EXERCISE DIRECTIONS:
Which lines hold the word "ended"? Show each of them.

--- Begin STORED RECORDS ---

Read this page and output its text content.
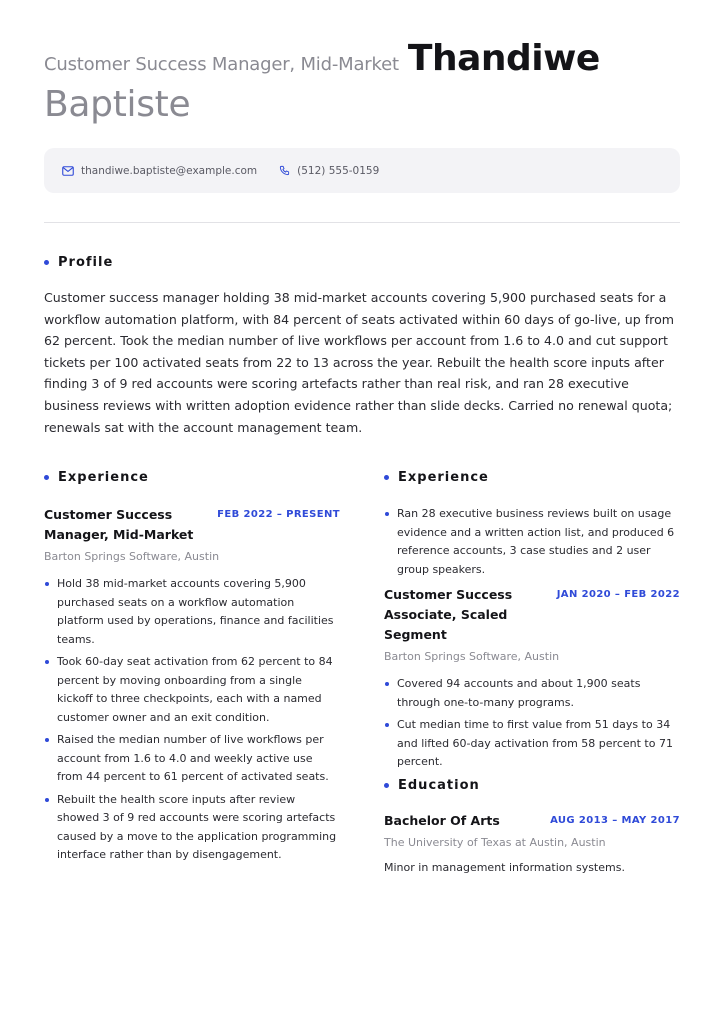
Customer Success Manager, Mid-Market Thandiwe
Baptiste
thandiwe.baptiste@example.com	(512) 555-0159
Profile
Customer success manager holding 38 mid-market accounts covering 5,900 purchased seats for a workflow automation platform, with 84 percent of seats activated within 60 days of go-live, up from 62 percent. Took the median number of live workflows per account from 1.6 to 4.0 and cut support tickets per 100 activated seats from 22 to 13 across the year. Rebuilt the health score inputs after finding 3 of 9 red accounts were scoring artefacts rather than real risk, and ran 28 executive business reviews with written adoption evidence rather than slide decks. Carried no renewal quota; renewals sat with the account management team.
Experience
Customer Success Manager, Mid-Market
FEB 2022 – PRESENT
Barton Springs Software, Austin
Hold 38 mid-market accounts covering 5,900 purchased seats on a workflow automation platform used by operations, finance and facilities teams.
Took 60-day seat activation from 62 percent to 84 percent by moving onboarding from a single kickoff to three checkpoints, each with a named customer owner and an exit condition.
Raised the median number of live workflows per account from 1.6 to 4.0 and weekly active use from 44 percent to 61 percent of activated seats.
Rebuilt the health score inputs after review showed 3 of 9 red accounts were scoring artefacts caused by a move to the application programming interface rather than by disengagement.
Experience
Ran 28 executive business reviews built on usage evidence and a written action list, and produced 6 reference accounts, 3 case studies and 2 user group speakers.
Customer Success Associate, Scaled Segment
JAN 2020 – FEB 2022
Barton Springs Software, Austin
Covered 94 accounts and about 1,900 seats through one-to-many programs.
Cut median time to first value from 51 days to 34 and lifted 60-day activation from 58 percent to 71 percent.
Education
Bachelor Of Arts	AUG 2013 – MAY 2017
The University of Texas at Austin, Austin
Minor in management information systems.
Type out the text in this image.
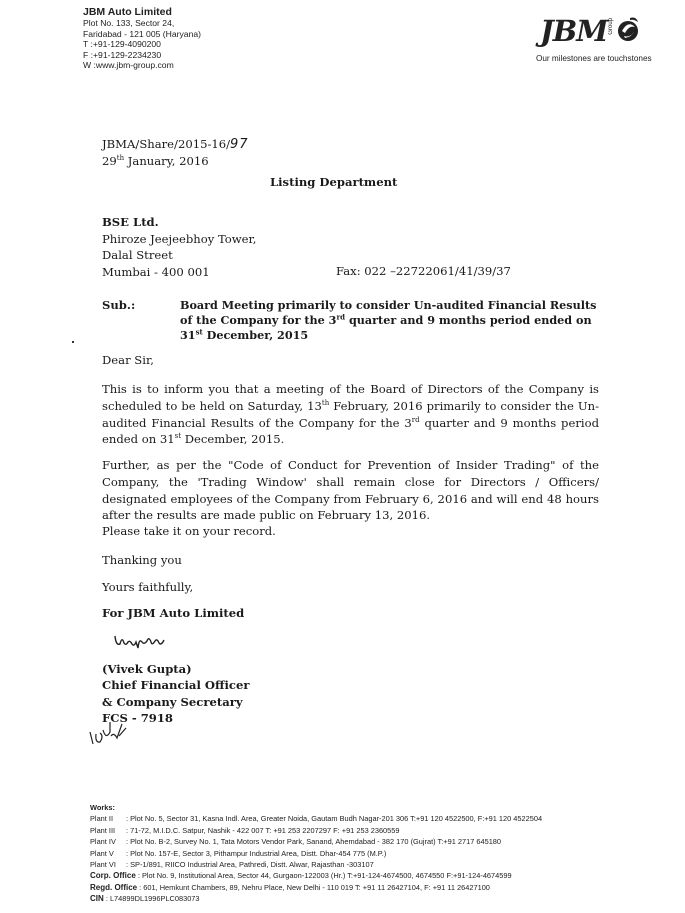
JBM Auto Limited
Plot No. 133, Sector 24,
Faridabad - 121 005 (Haryana)
T :+91-129-4090200
F :+91-129-2234230
W :www.jbm-group.com
JBM Group
Our milestones are touchstones
JBMA/Share/2015-16/97
29th January, 2016
Listing Department
BSE Ltd.
Phiroze Jeejeebhoy Tower,
Dalal Street
Mumbai - 400 001	Fax: 022 –22722061/41/39/37
Sub.:	Board Meeting primarily to consider Un-audited Financial Results
of the Company for the 3rd quarter and 9 months period ended on
31st December, 2015
Dear Sir,
This is to inform you that a meeting of the Board of Directors of the Company is scheduled to be held on Saturday, 13th February, 2016 primarily to consider the Un-audited Financial Results of the Company for the 3rd quarter and 9 months period ended on 31st December, 2015.
Further, as per the "Code of Conduct for Prevention of Insider Trading" of the Company, the 'Trading Window' shall remain close for Directors / Officers/ designated employees of the Company from February 6, 2016 and will end 48 hours after the results are made public on February 13, 2016.
Please take it on your record.
Thanking you
Yours faithfully,
For JBM Auto Limited
(Vivek Gupta)
Chief Financial Officer
& Company Secretary
FCS - 7918
Works:
Plant II : Plot No. 5, Sector 31, Kasna Indl. Area, Greater Noida, Gautam Budh Nagar-201 306 T:+91 120 4522500, F:+91 120 4522504
Plant III : 71-72, M.I.D.C. Satpur, Nashik - 422 007 T: +91 253 2207297 F: +91 253 2360559
Plant IV : Plot No. B-2, Survey No. 1, Tata Motors Vendor Park, Sanand, Ahemdabad - 382 170 (Gujrat) T:+91 2717 645180
Plant V : Plot No. 157-E, Sector 3, Pithampur Industrial Area, Distt. Dhar-454 775 (M.P.)
Plant VI : SP-1/891, RIICO Industrial Area, Pathredi, Distt. Alwar, Rajasthan -303107
Corp. Office : Plot No. 9, Institutional Area, Sector 44, Gurgaon-122003 (Hr.) T:+91-124-4674500, 4674550 F:+91-124-4674599
Regd. Office : 601, Hemkunt Chambers, 89, Nehru Place, New Delhi - 110 019 T: +91 11 26427104, F: +91 11 26427100
CIN : L74899DL1996PLC083073
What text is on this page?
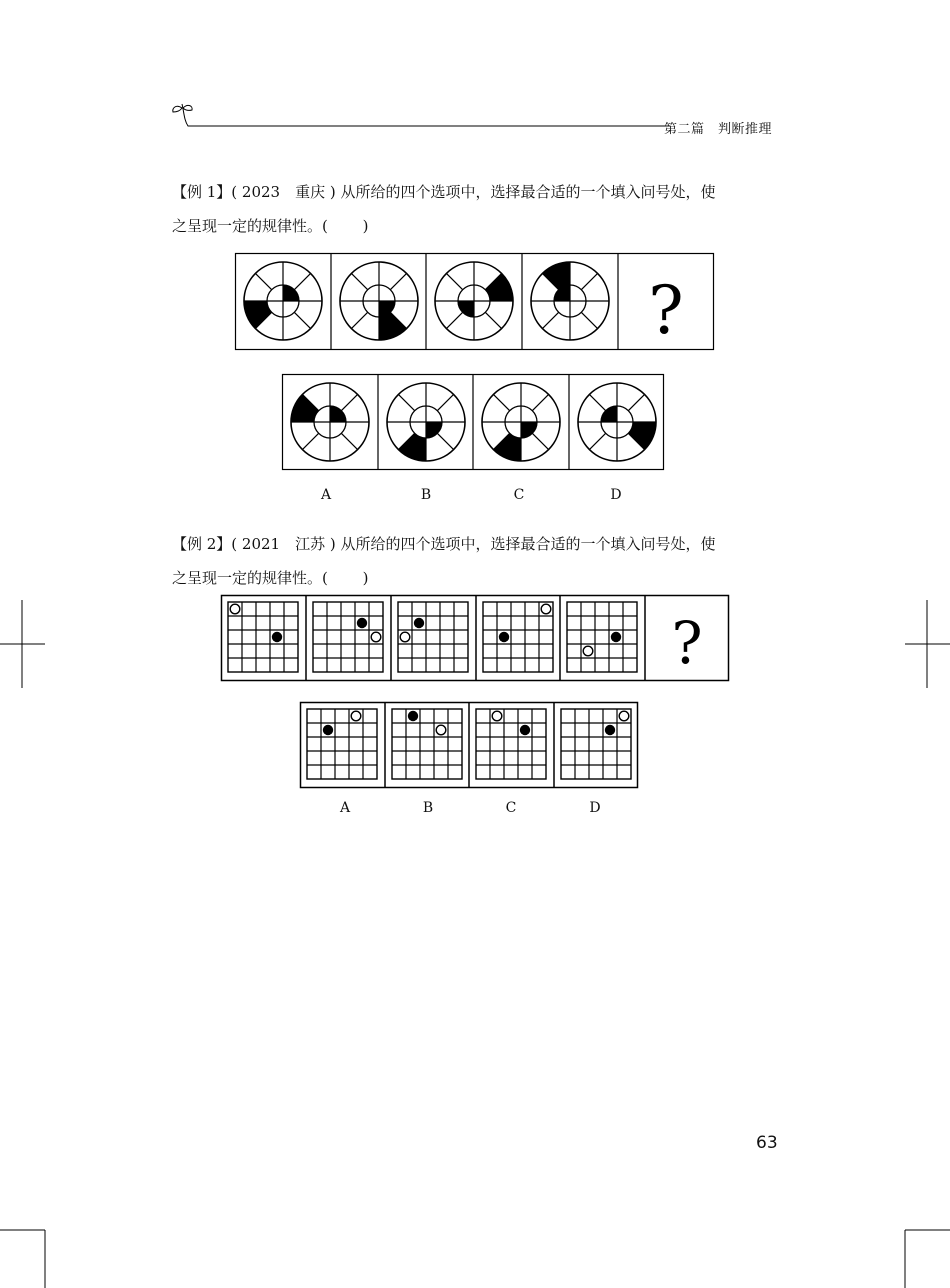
第二篇　判断推理
【例 1】( 2023　重庆 ) 从所给的四个选项中，选择最合适的一个填入问号处，使
之呈现一定的规律性。(　　 )
?
A	B	C	D
【例 2】( 2021　江苏 ) 从所给的四个选项中，选择最合适的一个填入问号处，使
之呈现一定的规律性。(　　 )
?
A	B	C	D
63
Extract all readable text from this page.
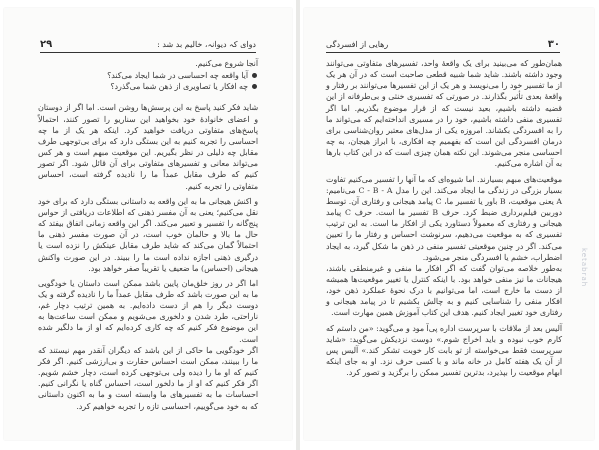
۲۹	دوای کہ دیوانہ، خالیم بد شد :

آنجا شروع می‌کنیم.

آیا واقعه چه احساسی در شما ایجاد می‌کند؟

چه افکار یا تصاویری از ذهن شما می‌گذرد؟

شاید فکر کنید پاسخ به این پرسش‌ها روشن است. اما اگر از دوستان و اعضای خانوادهٔ خود بخواهید این سناریو را تصور کنند، احتمالاً پاسخ‌های متفاوتی دریافت خواهید کرد. اینکه هر یک از ما چه احساسی را تجربه کنیم به این بستگی دارد که برای بی‌توجهی طرف مقابل چه دلیلی در نظر بگیریم. این موقعیت مبهم است و هر کس می‌تواند معانی و تفسیرهای متفاوتی برای آن قائل شود. اگر تصور کنیم که طرف مقابل عمداً ما را نادیده گرفته است، احساس متفاوتی را تجربه کنیم.

و اکنش هیجانی ما به این واقعه به داستانی بستگی دارد که برای خود نقل می‌کنیم؛ یعنی به آن مفسر ذهنی که اطلاعات دریافتی از حواس پنج‌گانه را تفسیر و تعبیر می‌کند. اگر این واقعه زمانی اتفاق بیفتد که حال ما بالا و حالمان خوب است، در آن صورت مفسر ذهنی ما احتمالاً گمان می‌کند که شاید طرف مقابل عینکش را نزده است یا درگیری ذهنی اجازه نداده است ما را ببیند. در این صورت واکنش هیجانی (احساس) ما ضعیف یا تقریباً صفر خواهد بود.

اما اگر در روز خلق‌مان پایین باشد ممکن است داستان یا خودگویی ما به این صورت باشد که طرف مقابل عمداً ما را نادیده گرفته و یک دوست دیگر را هم از دست داده‌ایم. به همین ترتیب دچار غم، ناراحتی، طرد شدن و دلخوری می‌شویم و ممکن است ساعت‌ها به این موضوع فکر کنیم که چه کاری کرده‌ایم که او از ما دلگیر شده است.

اگر خودگویی ما حاکی از این باشد که دیگران آنقدر مهم نیستند که ما را ببینند، ممکن است احساس حقارت و بی‌ارزشی کنیم. اگر فکر کنیم که او ما را دیده ولی بی‌توجهی کرده است، دچار خشم شویم. اگر فکر کنیم که او از ما دلخور است، احساس گناه یا نگرانی کنیم. احساسات ما به تفسیرهای ما وابسته است و ما به اکنون داستانی که به خود می‌گوییم، احساسی تازه را تجربه خواهیم کرد.

رهایی از افسردگی	۳۰

همان‌طور که می‌بینید برای یک واقعهٔ واحد، تفسیرهای متفاوتی می‌توانند وجود داشته باشند. شاید شما شبیه قطعی صاحبت است که در آن هر یک از ما تفسیر خود را می‌نویسد و هر یک از این تفسیرها می‌توانند بر رفتار و واقعهٔ بعدی تأثیر بگذارند. در صورتی که تفسیری خنثی و بی‌طرفانه از این قضیه داشته باشیم، بعید نیست که از قرار موضوع بگذریم. اما اگر تفسیری منفی داشته باشیم، خود را در مسیری انداخته‌ایم که می‌تواند ما را به افسردگی بکشاند. امروزه یکی از مدل‌های معتبر روان‌شناسی برای درمان افسردگی این است که بفهمیم چه افکاری، با ابراز هیجان، به چه احساسی منجر می‌شوند. این نکته همان چیزی است که در این کتاب بارها به آن اشاره می‌کنیم.

موقعیت‌های مبهم بسیارند. اما شیوه‌ای که ما آنها را تفسیر می‌کنیم تفاوت بسیار بزرگی در زندگی ما ایجاد می‌کند. این را مدل C - B - A می‌نامیم: A یعنی موقعیت، B باور یا تفسیر ما، C پیامد هیجانی و رفتاری آن. توسط دوربین فیلم‌برداری ضبط کرد. حرف B تفسیر ما است. حرف C پیامد هیجانی و رفتاری که معمولاً دستاورد یکی از افکار ما است. به این ترتیب تفسیری که به موقعیت می‌دهیم، سرنوشت احساس و رفتار ما را تعیین می‌کند. اگر در چنین موقعیتی تفسیر منفی در ذهن ما شکل گیرد، به ایجاد اضطراب، خشم یا افسردگی منجر می‌شود.

به‌طور خلاصه می‌توان گفت که اگر افکار ما منفی و غیرمنطقی باشند، هیجانات ما نیز منفی خواهد بود. با اینکه کنترل یا تغییر موقعیت‌ها همیشه از دست ما خارج است، اما می‌توانیم با درک نحوهٔ عملکرد ذهن خود، افکار منفی را شناسایی کنیم و به چالش بکشیم تا در پیامد هیجانی و رفتاری خود تغییر ایجاد کنیم. هدف این کتاب آموزش همین مهارت است.

آلیس بعد از ملاقات با سرپرست اداره پی‌آ مود و می‌گوید: «من داستم که کارم خوب نبوده و باید اخراج شوم.» دوست نزدیکش می‌گوید: «شاید سرپرست فقط می‌خواسته از تو بابت کار خوبت تشکر کند.» آلیس پس از آن یک هفته کامل در خانه ماند و با کسی حرف نزد. او به جای اینکه ابهام موقعیت را بپذیرد، بدترین تفسیر ممکن را برگزید و تصور کرد.

ketabrah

--- End STORED RECORDS ---

RESULT FOR THIS TASK:
of the Company for the 3rd quarter and 9 months period ended on
This is to inform you that a meeting of the Board of Directors of the Company is scheduled to be held on Saturday, 13th February, 2016 primarily to consider the Un-audited Financial Results of the Company for the 3rd quarter and 9 months period ended on 31st December, 2015.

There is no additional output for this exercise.